- **WHAT TO PRODUCE**: Lift out each line of the data that holds "title".
##### DATA TO PROCESS #####
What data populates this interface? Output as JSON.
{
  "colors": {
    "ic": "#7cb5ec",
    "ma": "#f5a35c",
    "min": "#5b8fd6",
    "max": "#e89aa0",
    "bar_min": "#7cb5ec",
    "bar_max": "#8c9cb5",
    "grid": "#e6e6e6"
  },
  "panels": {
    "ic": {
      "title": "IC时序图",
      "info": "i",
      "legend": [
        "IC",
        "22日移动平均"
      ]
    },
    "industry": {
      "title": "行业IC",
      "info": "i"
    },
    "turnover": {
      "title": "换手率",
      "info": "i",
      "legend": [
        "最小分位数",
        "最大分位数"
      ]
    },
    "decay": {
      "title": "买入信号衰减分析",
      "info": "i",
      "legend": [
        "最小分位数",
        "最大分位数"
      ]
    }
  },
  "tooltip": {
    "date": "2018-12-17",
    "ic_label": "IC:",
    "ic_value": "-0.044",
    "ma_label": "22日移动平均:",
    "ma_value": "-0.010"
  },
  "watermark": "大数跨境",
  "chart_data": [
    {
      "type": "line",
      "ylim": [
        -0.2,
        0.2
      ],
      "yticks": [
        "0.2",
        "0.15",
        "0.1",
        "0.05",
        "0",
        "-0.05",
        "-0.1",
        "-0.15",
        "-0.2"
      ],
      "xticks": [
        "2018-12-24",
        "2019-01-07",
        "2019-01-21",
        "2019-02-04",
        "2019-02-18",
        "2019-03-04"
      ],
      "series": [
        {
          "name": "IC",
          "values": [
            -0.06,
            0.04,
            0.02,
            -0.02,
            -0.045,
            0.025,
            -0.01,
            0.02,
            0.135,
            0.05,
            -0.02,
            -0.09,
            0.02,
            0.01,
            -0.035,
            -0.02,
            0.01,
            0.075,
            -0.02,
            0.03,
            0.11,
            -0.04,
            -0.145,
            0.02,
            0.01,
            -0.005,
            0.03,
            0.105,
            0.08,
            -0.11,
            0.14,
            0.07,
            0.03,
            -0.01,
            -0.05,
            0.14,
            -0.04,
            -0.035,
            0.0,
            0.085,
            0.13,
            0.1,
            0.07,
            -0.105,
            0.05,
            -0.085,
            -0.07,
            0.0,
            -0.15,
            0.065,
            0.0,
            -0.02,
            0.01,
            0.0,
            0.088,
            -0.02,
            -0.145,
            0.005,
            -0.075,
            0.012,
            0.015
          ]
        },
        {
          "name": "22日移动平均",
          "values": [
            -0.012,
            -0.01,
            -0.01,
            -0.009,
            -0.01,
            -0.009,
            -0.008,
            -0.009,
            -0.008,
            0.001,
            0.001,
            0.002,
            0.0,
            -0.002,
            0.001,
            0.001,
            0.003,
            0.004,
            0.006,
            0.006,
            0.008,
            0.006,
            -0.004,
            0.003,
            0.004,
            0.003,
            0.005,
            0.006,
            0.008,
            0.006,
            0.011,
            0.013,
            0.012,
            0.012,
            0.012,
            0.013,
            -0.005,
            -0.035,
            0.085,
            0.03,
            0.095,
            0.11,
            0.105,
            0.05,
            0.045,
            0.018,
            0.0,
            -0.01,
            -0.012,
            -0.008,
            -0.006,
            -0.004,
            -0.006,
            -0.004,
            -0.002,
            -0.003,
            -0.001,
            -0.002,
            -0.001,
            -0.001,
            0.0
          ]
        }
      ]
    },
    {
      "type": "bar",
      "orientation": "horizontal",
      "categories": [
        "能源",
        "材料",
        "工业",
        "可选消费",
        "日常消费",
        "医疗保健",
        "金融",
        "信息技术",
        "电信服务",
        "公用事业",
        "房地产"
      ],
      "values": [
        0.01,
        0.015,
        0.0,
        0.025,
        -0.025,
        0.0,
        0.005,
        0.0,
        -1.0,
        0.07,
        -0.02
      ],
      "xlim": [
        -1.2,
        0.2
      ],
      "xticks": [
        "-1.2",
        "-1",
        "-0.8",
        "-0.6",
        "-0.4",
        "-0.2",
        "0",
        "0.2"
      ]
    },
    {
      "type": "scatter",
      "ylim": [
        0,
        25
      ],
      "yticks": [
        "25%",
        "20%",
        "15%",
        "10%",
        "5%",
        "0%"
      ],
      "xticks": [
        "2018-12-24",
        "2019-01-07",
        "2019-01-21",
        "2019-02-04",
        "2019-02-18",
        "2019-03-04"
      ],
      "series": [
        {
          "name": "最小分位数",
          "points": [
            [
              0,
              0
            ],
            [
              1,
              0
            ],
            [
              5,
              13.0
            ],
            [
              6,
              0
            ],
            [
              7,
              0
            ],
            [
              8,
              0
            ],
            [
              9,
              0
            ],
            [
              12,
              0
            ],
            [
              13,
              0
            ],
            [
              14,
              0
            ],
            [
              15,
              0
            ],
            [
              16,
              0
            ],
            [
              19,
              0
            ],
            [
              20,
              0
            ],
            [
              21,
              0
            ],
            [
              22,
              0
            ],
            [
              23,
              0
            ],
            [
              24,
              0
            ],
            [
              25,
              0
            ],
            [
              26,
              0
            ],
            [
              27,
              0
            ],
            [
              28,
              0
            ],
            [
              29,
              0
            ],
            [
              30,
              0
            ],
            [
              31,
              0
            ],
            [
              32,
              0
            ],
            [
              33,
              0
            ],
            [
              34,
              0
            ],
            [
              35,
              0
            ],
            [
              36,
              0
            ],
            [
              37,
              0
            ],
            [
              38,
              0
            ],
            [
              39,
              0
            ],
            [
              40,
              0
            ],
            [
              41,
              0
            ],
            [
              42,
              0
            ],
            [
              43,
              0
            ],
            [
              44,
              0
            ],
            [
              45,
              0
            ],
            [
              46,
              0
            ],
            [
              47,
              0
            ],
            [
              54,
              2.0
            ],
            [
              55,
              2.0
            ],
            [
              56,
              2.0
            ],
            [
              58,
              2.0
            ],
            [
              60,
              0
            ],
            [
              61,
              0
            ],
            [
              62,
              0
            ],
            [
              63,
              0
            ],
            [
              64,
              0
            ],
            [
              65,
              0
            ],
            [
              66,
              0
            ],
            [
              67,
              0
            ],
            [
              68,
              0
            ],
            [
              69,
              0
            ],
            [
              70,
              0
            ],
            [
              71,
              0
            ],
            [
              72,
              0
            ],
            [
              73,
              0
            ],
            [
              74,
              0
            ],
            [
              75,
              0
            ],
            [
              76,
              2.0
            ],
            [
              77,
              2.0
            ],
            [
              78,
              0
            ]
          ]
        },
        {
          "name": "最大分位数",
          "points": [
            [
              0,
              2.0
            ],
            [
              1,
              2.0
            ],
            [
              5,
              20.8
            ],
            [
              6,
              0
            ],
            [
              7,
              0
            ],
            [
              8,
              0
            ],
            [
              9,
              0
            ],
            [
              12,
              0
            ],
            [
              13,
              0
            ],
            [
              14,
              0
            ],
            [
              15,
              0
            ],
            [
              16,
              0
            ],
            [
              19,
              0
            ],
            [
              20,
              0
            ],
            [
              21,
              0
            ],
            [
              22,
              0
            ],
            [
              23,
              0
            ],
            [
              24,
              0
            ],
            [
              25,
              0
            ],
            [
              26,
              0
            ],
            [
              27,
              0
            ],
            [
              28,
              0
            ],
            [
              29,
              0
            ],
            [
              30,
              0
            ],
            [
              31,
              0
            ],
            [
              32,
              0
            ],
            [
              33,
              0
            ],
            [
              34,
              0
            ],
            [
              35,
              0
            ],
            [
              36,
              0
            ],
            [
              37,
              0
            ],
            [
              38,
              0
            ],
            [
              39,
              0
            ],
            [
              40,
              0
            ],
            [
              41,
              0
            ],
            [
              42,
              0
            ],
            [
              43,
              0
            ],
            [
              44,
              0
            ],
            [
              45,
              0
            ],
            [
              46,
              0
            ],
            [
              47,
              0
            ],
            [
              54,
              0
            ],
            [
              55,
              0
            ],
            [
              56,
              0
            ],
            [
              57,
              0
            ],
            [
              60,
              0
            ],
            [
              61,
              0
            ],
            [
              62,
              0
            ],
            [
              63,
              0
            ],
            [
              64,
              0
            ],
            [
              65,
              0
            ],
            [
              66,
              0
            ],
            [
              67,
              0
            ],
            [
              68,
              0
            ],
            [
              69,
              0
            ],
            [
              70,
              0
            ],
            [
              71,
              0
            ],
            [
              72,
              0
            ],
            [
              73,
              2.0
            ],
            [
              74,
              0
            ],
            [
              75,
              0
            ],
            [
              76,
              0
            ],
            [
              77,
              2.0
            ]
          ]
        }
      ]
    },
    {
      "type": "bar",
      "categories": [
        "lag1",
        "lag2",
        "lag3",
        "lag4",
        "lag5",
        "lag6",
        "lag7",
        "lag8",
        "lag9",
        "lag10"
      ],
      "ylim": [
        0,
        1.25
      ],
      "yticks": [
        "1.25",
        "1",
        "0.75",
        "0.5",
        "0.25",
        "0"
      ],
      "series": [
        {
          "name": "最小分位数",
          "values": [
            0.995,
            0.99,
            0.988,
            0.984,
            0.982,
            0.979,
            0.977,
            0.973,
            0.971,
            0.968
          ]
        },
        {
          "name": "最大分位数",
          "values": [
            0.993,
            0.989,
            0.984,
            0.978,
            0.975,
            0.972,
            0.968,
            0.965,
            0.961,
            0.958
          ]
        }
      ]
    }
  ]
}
#####
- **ANSWER**:
      "title": "IC时序图",
      "title": "行业IC",
      "title": "换手率",
      "title": "买入信号衰减分析",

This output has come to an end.